* [Given request] Quote all of the data below verbatim, line by line, with nothing changed.

* [Provided records]
::::::::::

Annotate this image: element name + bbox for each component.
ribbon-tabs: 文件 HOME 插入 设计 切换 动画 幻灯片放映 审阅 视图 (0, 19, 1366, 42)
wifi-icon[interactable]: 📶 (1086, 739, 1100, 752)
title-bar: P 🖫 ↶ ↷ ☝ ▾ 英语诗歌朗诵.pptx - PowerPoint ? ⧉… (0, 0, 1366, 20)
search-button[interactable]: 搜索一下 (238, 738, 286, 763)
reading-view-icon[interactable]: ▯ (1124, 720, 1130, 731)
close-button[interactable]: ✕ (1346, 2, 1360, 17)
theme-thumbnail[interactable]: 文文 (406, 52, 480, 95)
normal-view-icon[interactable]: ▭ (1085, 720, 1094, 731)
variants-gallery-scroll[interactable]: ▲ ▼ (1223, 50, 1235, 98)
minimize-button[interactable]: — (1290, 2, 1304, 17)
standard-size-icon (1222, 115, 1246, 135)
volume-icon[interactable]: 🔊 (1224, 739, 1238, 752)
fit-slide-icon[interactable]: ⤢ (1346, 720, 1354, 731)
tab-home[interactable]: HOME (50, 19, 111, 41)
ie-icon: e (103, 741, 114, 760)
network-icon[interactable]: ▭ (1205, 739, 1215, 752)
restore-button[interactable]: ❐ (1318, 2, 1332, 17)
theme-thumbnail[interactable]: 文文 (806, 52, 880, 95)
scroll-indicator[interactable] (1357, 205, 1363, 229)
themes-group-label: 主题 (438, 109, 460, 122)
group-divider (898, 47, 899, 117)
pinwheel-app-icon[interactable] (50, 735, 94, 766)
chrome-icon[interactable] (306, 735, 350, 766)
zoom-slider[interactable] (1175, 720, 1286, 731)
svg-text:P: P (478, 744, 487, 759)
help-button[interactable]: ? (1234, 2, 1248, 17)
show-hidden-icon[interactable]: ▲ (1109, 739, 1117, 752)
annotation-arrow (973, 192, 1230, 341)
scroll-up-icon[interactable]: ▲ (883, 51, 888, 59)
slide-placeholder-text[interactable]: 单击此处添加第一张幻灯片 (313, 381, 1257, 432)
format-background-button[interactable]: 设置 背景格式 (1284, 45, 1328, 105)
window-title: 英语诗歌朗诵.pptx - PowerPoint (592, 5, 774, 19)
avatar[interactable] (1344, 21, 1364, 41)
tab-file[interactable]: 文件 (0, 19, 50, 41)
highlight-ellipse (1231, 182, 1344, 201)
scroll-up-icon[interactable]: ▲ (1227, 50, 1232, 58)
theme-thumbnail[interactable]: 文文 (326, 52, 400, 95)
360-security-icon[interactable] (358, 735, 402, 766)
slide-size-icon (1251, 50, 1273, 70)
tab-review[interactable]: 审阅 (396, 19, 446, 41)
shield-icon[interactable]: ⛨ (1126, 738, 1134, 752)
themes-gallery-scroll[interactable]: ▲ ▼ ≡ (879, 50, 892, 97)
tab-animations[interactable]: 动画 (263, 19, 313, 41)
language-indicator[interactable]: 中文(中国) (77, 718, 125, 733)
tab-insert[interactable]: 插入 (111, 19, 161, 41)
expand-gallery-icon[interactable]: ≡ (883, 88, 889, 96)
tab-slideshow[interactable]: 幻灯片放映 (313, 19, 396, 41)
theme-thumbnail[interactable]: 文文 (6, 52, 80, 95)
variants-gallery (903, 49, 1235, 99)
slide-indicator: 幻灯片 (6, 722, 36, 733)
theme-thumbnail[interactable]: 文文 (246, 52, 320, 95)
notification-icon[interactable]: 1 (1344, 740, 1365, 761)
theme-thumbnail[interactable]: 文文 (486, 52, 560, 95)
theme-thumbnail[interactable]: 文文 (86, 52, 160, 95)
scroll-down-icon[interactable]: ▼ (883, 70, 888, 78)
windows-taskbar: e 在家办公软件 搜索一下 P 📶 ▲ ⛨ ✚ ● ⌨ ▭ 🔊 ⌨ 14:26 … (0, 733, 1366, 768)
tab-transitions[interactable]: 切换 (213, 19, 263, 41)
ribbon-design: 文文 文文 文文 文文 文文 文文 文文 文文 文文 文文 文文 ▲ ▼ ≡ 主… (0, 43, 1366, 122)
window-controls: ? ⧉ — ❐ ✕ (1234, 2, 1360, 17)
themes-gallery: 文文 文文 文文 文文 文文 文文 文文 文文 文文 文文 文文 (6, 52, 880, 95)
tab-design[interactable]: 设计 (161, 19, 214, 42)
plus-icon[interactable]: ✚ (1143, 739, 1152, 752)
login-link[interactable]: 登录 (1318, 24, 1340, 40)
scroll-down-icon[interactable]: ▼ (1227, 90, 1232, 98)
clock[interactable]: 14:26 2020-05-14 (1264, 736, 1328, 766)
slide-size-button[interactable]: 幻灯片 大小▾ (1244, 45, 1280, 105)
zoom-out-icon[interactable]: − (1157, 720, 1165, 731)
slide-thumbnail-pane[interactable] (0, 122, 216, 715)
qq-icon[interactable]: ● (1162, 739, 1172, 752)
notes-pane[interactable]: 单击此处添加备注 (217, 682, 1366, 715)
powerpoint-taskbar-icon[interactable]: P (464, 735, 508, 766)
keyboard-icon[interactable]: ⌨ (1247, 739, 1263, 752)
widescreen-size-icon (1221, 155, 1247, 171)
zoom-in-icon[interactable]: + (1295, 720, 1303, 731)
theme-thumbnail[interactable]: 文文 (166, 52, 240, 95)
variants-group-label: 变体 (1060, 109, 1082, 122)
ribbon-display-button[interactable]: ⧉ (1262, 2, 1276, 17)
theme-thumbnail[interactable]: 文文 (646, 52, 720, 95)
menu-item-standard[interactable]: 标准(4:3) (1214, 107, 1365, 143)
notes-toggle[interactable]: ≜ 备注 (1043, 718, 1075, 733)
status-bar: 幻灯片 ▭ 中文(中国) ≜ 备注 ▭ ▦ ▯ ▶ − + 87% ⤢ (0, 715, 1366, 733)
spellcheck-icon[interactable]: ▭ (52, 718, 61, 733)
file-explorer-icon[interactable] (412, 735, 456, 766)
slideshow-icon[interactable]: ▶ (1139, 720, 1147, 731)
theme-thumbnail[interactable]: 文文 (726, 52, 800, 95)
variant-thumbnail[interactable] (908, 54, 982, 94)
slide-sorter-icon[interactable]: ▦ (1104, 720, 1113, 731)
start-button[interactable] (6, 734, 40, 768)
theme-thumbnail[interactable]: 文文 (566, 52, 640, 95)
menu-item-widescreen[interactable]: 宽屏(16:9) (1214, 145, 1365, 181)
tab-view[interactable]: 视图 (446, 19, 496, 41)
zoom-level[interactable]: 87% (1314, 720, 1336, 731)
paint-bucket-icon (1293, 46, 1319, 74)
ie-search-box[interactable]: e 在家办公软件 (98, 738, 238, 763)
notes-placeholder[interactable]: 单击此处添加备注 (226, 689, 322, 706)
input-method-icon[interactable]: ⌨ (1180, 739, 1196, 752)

::::::::::

* [Solution to this problem]
Annotate this image: element name + bbox for each component.
ribbon-tabs: 文件 HOME 插入 设计 切换 动画 幻灯片放映 审阅 视图 (0, 19, 1366, 42)
wifi-icon[interactable]: 📶 (1086, 739, 1100, 752)
title-bar: P 🖫 ↶ ↷ ☝ ▾ 英语诗歌朗诵.pptx - PowerPoint ? ⧉… (0, 0, 1366, 20)
search-button[interactable]: 搜索一下 (238, 738, 286, 763)
reading-view-icon[interactable]: ▯ (1124, 720, 1130, 731)
close-button[interactable]: ✕ (1346, 2, 1360, 17)
theme-thumbnail[interactable]: 文文 (406, 52, 480, 95)
normal-view-icon[interactable]: ▭ (1085, 720, 1094, 731)
variants-gallery-scroll[interactable]: ▲ ▼ (1223, 50, 1235, 98)
minimize-button[interactable]: — (1290, 2, 1304, 17)
standard-size-icon (1222, 115, 1246, 135)
volume-icon[interactable]: 🔊 (1224, 739, 1238, 752)
fit-slide-icon[interactable]: ⤢ (1346, 720, 1354, 731)
tab-home[interactable]: HOME (50, 19, 111, 41)
ie-icon: e (103, 741, 114, 760)
network-icon[interactable]: ▭ (1205, 739, 1215, 752)
restore-button[interactable]: ❐ (1318, 2, 1332, 17)
theme-thumbnail[interactable]: 文文 (806, 52, 880, 95)
scroll-indicator[interactable] (1357, 205, 1363, 229)
themes-group-label: 主题 (438, 109, 460, 122)
group-divider (898, 47, 899, 117)
pinwheel-app-icon[interactable] (50, 735, 94, 766)
chrome-icon[interactable] (306, 735, 350, 766)
zoom-slider[interactable] (1175, 720, 1286, 731)
svg-text:P: P (478, 744, 487, 759)
help-button[interactable]: ? (1234, 2, 1248, 17)
show-hidden-icon[interactable]: ▲ (1109, 739, 1117, 752)
annotation-arrow (973, 192, 1230, 341)
scroll-up-icon[interactable]: ▲ (883, 51, 888, 59)
slide-placeholder-text[interactable]: 单击此处添加第一张幻灯片 (313, 381, 1257, 432)
format-background-button[interactable]: 设置 背景格式 (1284, 45, 1328, 105)
window-title: 英语诗歌朗诵.pptx - PowerPoint (592, 5, 774, 19)
avatar[interactable] (1344, 21, 1364, 41)
tab-file[interactable]: 文件 (0, 19, 50, 41)
highlight-ellipse (1231, 182, 1344, 201)
scroll-up-icon[interactable]: ▲ (1227, 50, 1232, 58)
theme-thumbnail[interactable]: 文文 (326, 52, 400, 95)
360-security-icon[interactable] (358, 735, 402, 766)
slide-size-icon (1251, 50, 1273, 70)
tab-review[interactable]: 审阅 (396, 19, 446, 41)
shield-icon[interactable]: ⛨ (1126, 738, 1134, 752)
themes-gallery-scroll[interactable]: ▲ ▼ ≡ (879, 50, 892, 97)
tab-animations[interactable]: 动画 (263, 19, 313, 41)
language-indicator[interactable]: 中文(中国) (77, 718, 125, 733)
tab-insert[interactable]: 插入 (111, 19, 161, 41)
expand-gallery-icon[interactable]: ≡ (883, 88, 889, 96)
tab-slideshow[interactable]: 幻灯片放映 (313, 19, 396, 41)
theme-thumbnail[interactable]: 文文 (6, 52, 80, 95)
variants-gallery (903, 49, 1235, 99)
slide-indicator: 幻灯片 (6, 722, 36, 733)
theme-thumbnail[interactable]: 文文 (246, 52, 320, 95)
notification-icon[interactable]: 1 (1344, 740, 1365, 761)
theme-thumbnail[interactable]: 文文 (486, 52, 560, 95)
theme-thumbnail[interactable]: 文文 (86, 52, 160, 95)
scroll-down-icon[interactable]: ▼ (883, 70, 888, 78)
windows-taskbar: e 在家办公软件 搜索一下 P 📶 ▲ ⛨ ✚ ● ⌨ ▭ 🔊 ⌨ 14:26 … (0, 733, 1366, 768)
tab-transitions[interactable]: 切换 (213, 19, 263, 41)
ribbon-design: 文文 文文 文文 文文 文文 文文 文文 文文 文文 文文 文文 ▲ ▼ ≡ 主… (0, 43, 1366, 122)
window-controls: ? ⧉ — ❐ ✕ (1234, 2, 1360, 17)
themes-gallery: 文文 文文 文文 文文 文文 文文 文文 文文 文文 文文 文文 (6, 52, 880, 95)
tab-design[interactable]: 设计 (161, 19, 214, 42)
plus-icon[interactable]: ✚ (1143, 739, 1152, 752)
login-link[interactable]: 登录 (1318, 24, 1340, 40)
scroll-down-icon[interactable]: ▼ (1227, 90, 1232, 98)
clock[interactable]: 14:26 2020-05-14 (1264, 736, 1328, 766)
slide-size-button[interactable]: 幻灯片 大小▾ (1244, 45, 1280, 105)
zoom-out-icon[interactable]: − (1157, 720, 1165, 731)
slide-thumbnail-pane[interactable] (0, 122, 216, 715)
qq-icon[interactable]: ● (1162, 739, 1172, 752)
notes-pane[interactable]: 单击此处添加备注 (217, 682, 1366, 715)
powerpoint-taskbar-icon[interactable]: P (464, 735, 508, 766)
keyboard-icon[interactable]: ⌨ (1247, 739, 1263, 752)
widescreen-size-icon (1221, 155, 1247, 171)
zoom-in-icon[interactable]: + (1295, 720, 1303, 731)
theme-thumbnail[interactable]: 文文 (166, 52, 240, 95)
variants-group-label: 变体 (1060, 109, 1082, 122)
ribbon-display-button[interactable]: ⧉ (1262, 2, 1276, 17)
theme-thumbnail[interactable]: 文文 (646, 52, 720, 95)
menu-item-standard[interactable]: 标准(4:3) (1214, 107, 1365, 143)
notes-toggle[interactable]: ≜ 备注 (1043, 718, 1075, 733)
status-bar: 幻灯片 ▭ 中文(中国) ≜ 备注 ▭ ▦ ▯ ▶ − + 87% ⤢ (0, 715, 1366, 733)
spellcheck-icon[interactable]: ▭ (52, 718, 61, 733)
file-explorer-icon[interactable] (412, 735, 456, 766)
slideshow-icon[interactable]: ▶ (1139, 720, 1147, 731)
theme-thumbnail[interactable]: 文文 (726, 52, 800, 95)
variant-thumbnail[interactable] (908, 54, 982, 94)
slide-sorter-icon[interactable]: ▦ (1104, 720, 1113, 731)
start-button[interactable] (6, 734, 40, 768)
theme-thumbnail[interactable]: 文文 (566, 52, 640, 95)
menu-item-widescreen[interactable]: 宽屏(16:9) (1214, 145, 1365, 181)
tab-view[interactable]: 视图 (446, 19, 496, 41)
zoom-level[interactable]: 87% (1314, 720, 1336, 731)
paint-bucket-icon (1293, 46, 1319, 74)
ie-search-box[interactable]: e 在家办公软件 (98, 738, 238, 763)
notes-placeholder[interactable]: 单击此处添加备注 (226, 689, 322, 706)
input-method-icon[interactable]: ⌨ (1180, 739, 1196, 752)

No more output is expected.